Collected data:
* * *

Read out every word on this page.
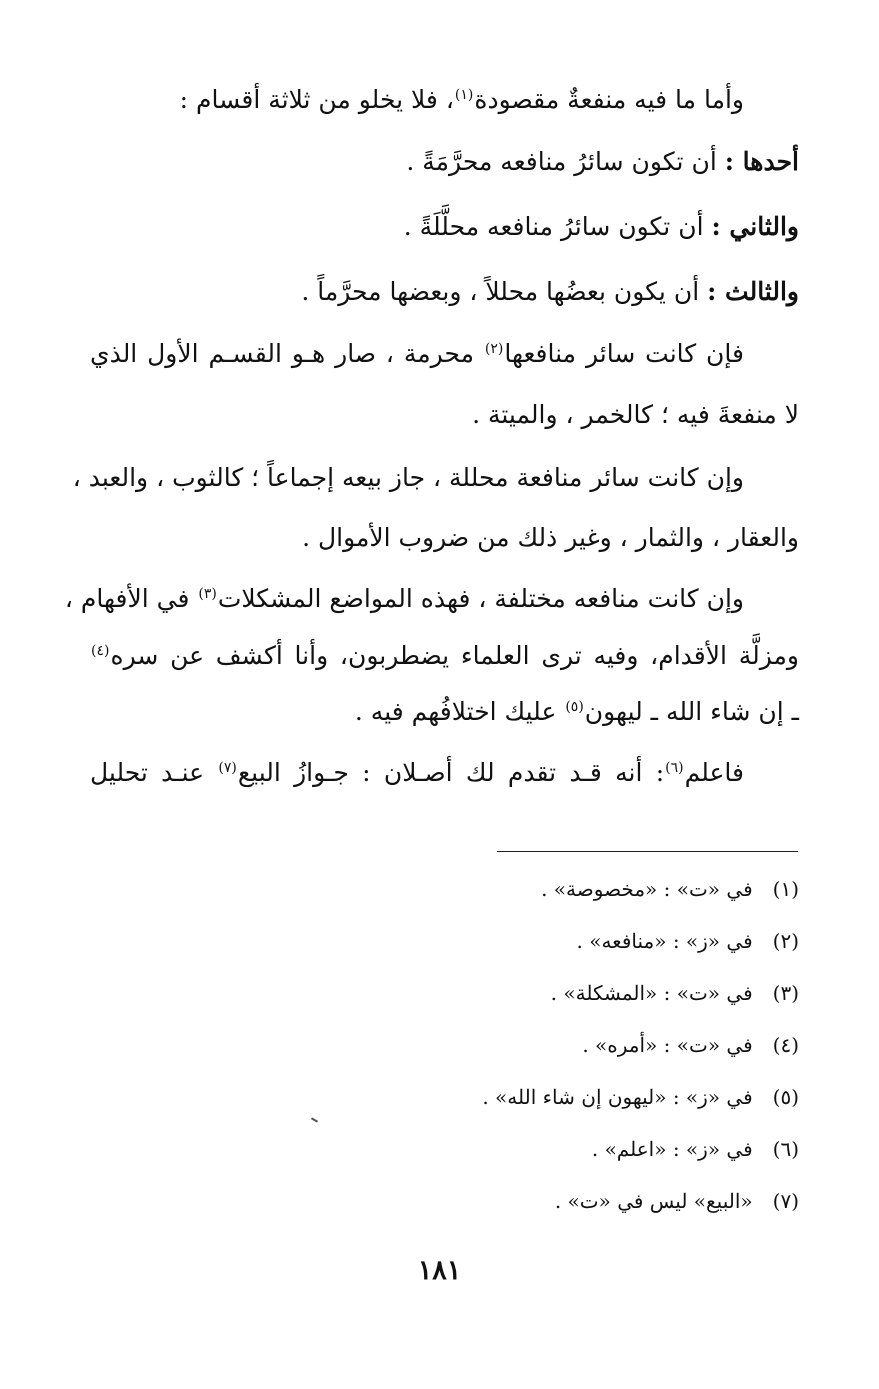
وأما ما فيه منفعةٌ مقصودة$^{(١)}$، فلا يخلو من ثلاثة أقسام :
أحدها : أن تكون سائرُ منافعه محرَّمَةً .
والثاني : أن تكون سائرُ منافعه محلَّلَةً .
والثالث : أن يكون بعضُها محللاً ، وبعضها محرَّماً .
فإن كانت سائر منافعها$^{(٢)}$ محرمة ، صار هـو القسـم الأول الذي
لا منفعةَ فيه ؛ كالخمر ، والميتة .
وإن كانت سائر منافعة محللة ، جاز بيعه إجماعاً ؛ كالثوب ، والعبد ،
والعقار ، والثمار ، وغير ذلك من ضروب الأموال .
وإن كانت منافعه مختلفة ، فهذه المواضع المشكلات$^{(٣)}$ في الأفهام ،
ومزلَّة الأقدام، وفيه ترى العلماء يضطربون، وأنا أكشف عن سره$^{(٤)}$
ـ إن شاء الله ـ ليهون$^{(٥)}$ عليك اختلافُهم فيه .
فاعلم$^{(٦)}$: أنه قـد تقدم لك أصـلان : جـوازُ البيع$^{(٧)}$ عنـد تحليل
(١) في «ت» : «مخصوصة» .
(٢) في «ز» : «منافعه» .
(٣) في «ت» : «المشكلة» .
(٤) في «ت» : «أمره» .
(٥) في «ز» : «ليهون إن شاء الله» .
(٦) في «ز» : «اعلم» .
(٧) «البيع» ليس في «ت» .
١٨١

* * *

Give the count of lines holding the word "منفعة" and nothing more.

2